Reproduce all the entries exactly.

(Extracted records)
════════════════════

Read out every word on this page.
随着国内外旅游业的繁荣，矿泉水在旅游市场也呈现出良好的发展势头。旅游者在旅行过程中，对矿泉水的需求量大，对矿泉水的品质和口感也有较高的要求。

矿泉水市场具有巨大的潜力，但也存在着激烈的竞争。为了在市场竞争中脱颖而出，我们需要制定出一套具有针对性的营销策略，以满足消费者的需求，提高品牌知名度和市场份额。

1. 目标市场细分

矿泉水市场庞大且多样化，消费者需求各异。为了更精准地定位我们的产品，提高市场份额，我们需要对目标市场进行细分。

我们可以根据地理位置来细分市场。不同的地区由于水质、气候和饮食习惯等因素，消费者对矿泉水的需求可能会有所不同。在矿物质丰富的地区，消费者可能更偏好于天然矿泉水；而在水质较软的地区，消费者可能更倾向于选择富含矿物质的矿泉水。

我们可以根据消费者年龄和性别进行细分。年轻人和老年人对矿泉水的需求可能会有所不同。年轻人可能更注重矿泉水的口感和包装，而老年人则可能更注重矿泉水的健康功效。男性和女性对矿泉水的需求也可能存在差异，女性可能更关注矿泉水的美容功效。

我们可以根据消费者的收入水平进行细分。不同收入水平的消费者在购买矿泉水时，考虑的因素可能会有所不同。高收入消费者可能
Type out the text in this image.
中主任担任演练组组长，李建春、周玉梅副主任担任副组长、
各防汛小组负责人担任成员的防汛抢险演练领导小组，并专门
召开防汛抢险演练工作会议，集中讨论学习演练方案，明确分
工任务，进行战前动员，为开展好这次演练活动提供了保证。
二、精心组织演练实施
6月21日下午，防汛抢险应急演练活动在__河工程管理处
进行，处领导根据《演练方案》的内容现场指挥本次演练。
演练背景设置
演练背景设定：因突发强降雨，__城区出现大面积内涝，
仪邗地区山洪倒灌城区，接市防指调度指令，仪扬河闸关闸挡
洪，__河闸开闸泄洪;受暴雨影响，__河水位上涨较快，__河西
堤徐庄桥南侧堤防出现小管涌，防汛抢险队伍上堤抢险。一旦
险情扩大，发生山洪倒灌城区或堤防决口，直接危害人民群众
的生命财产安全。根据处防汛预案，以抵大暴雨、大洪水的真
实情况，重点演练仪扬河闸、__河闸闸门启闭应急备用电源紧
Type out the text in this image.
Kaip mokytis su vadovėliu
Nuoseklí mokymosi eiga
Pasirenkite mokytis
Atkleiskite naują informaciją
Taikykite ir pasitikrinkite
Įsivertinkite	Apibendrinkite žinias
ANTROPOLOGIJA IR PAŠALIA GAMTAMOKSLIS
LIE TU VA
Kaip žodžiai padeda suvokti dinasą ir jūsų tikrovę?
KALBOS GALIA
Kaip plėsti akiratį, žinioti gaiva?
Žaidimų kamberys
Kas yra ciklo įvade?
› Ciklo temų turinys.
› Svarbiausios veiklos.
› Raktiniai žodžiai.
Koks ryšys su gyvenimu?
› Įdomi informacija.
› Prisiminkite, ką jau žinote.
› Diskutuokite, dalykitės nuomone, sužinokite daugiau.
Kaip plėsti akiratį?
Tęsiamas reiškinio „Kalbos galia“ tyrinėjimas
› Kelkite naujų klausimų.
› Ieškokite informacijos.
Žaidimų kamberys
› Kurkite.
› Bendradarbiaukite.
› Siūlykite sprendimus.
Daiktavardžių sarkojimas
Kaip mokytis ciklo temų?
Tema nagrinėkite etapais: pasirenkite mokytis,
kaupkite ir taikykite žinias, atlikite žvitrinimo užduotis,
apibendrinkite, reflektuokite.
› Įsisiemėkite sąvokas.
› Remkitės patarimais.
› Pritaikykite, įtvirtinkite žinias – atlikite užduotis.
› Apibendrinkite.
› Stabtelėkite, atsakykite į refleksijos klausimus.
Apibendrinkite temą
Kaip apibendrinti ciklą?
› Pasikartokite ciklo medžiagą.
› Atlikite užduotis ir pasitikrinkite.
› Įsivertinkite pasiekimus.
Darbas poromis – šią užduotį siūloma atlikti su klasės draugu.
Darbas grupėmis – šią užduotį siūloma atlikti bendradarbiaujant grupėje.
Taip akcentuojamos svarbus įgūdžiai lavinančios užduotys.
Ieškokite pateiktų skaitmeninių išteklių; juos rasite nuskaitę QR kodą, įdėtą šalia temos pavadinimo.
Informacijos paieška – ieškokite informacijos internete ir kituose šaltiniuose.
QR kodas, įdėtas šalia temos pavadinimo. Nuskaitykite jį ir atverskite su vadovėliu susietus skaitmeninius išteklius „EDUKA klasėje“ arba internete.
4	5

════════════════════

TASK ANSWER:
Read out every word on this page.
随着国内外旅游业的繁荣，矿泉水在旅游市场也呈现出良好的发展势头。旅游者在旅行过程中，对矿泉水的需求量大，对矿泉水的品质和口感也有较高的要求。

矿泉水市场具有巨大的潜力，但也存在着激烈的竞争。为了在市场竞争中脱颖而出，我们需要制定出一套具有针对性的营销策略，以满足消费者的需求，提高品牌知名度和市场份额。

1. 目标市场细分

矿泉水市场庞大且多样化，消费者需求各异。为了更精准地定位我们的产品，提高市场份额，我们需要对目标市场进行细分。

我们可以根据地理位置来细分市场。不同的地区由于水质、气候和饮食习惯等因素，消费者对矿泉水的需求可能会有所不同。在矿物质丰富的地区，消费者可能更偏好于天然矿泉水；而在水质较软的地区，消费者可能更倾向于选择富含矿物质的矿泉水。

我们可以根据消费者年龄和性别进行细分。年轻人和老年人对矿泉水的需求可能会有所不同。年轻人可能更注重矿泉水的口感和包装，而老年人则可能更注重矿泉水的健康功效。男性和女性对矿泉水的需求也可能存在差异，女性可能更关注矿泉水的美容功效。

我们可以根据消费者的收入水平进行细分。不同收入水平的消费者在购买矿泉水时，考虑的因素可能会有所不同。高收入消费者可能
Type out the text in this image.
中主任担任演练组组长，李建春、周玉梅副主任担任副组长、
各防汛小组负责人担任成员的防汛抢险演练领导小组，并专门
召开防汛抢险演练工作会议，集中讨论学习演练方案，明确分
工任务，进行战前动员，为开展好这次演练活动提供了保证。
二、精心组织演练实施
6月21日下午，防汛抢险应急演练活动在__河工程管理处
进行，处领导根据《演练方案》的内容现场指挥本次演练。
演练背景设置
演练背景设定：因突发强降雨，__城区出现大面积内涝，
仪邗地区山洪倒灌城区，接市防指调度指令，仪扬河闸关闸挡
洪，__河闸开闸泄洪;受暴雨影响，__河水位上涨较快，__河西
堤徐庄桥南侧堤防出现小管涌，防汛抢险队伍上堤抢险。一旦
险情扩大，发生山洪倒灌城区或堤防决口，直接危害人民群众
的生命财产安全。根据处防汛预案，以抵大暴雨、大洪水的真
实情况，重点演练仪扬河闸、__河闸闸门启闭应急备用电源紧
Type out the text in this image.
Kaip mokytis su vadovėliu
Nuoseklí mokymosi eiga
Pasirenkite mokytis
Atkleiskite naują informaciją
Taikykite ir pasitikrinkite
Įsivertinkite	Apibendrinkite žinias
ANTROPOLOGIJA IR PAŠALIA GAMTAMOKSLIS
LIE TU VA
Kaip žodžiai padeda suvokti dinasą ir jūsų tikrovę?
KALBOS GALIA
Kaip plėsti akiratį, žinioti gaiva?
Žaidimų kamberys
Kas yra ciklo įvade?
› Ciklo temų turinys.
› Svarbiausios veiklos.
› Raktiniai žodžiai.
Koks ryšys su gyvenimu?
› Įdomi informacija.
› Prisiminkite, ką jau žinote.
› Diskutuokite, dalykitės nuomone, sužinokite daugiau.
Kaip plėsti akiratį?
Tęsiamas reiškinio „Kalbos galia“ tyrinėjimas
› Kelkite naujų klausimų.
› Ieškokite informacijos.
Žaidimų kamberys
› Kurkite.
› Bendradarbiaukite.
› Siūlykite sprendimus.
Daiktavardžių sarkojimas
Kaip mokytis ciklo temų?
Tema nagrinėkite etapais: pasirenkite mokytis,
kaupkite ir taikykite žinias, atlikite žvitrinimo užduotis,
apibendrinkite, reflektuokite.
› Įsisiemėkite sąvokas.
› Remkitės patarimais.
› Pritaikykite, įtvirtinkite žinias – atlikite užduotis.
› Apibendrinkite.
› Stabtelėkite, atsakykite į refleksijos klausimus.
Apibendrinkite temą
Kaip apibendrinti ciklą?
› Pasikartokite ciklo medžiagą.
› Atlikite užduotis ir pasitikrinkite.
› Įsivertinkite pasiekimus.
Darbas poromis – šią užduotį siūloma atlikti su klasės draugu.
Darbas grupėmis – šią užduotį siūloma atlikti bendradarbiaujant grupėje.
Taip akcentuojamos svarbus įgūdžiai lavinančios užduotys.
Ieškokite pateiktų skaitmeninių išteklių; juos rasite nuskaitę QR kodą, įdėtą šalia temos pavadinimo.
Informacijos paieška – ieškokite informacijos internete ir kituose šaltiniuose.
QR kodas, įdėtas šalia temos pavadinimo. Nuskaitykite jį ir atverskite su vadovėliu susietus skaitmeninius išteklius „EDUKA klasėje“ arba internete.
4	5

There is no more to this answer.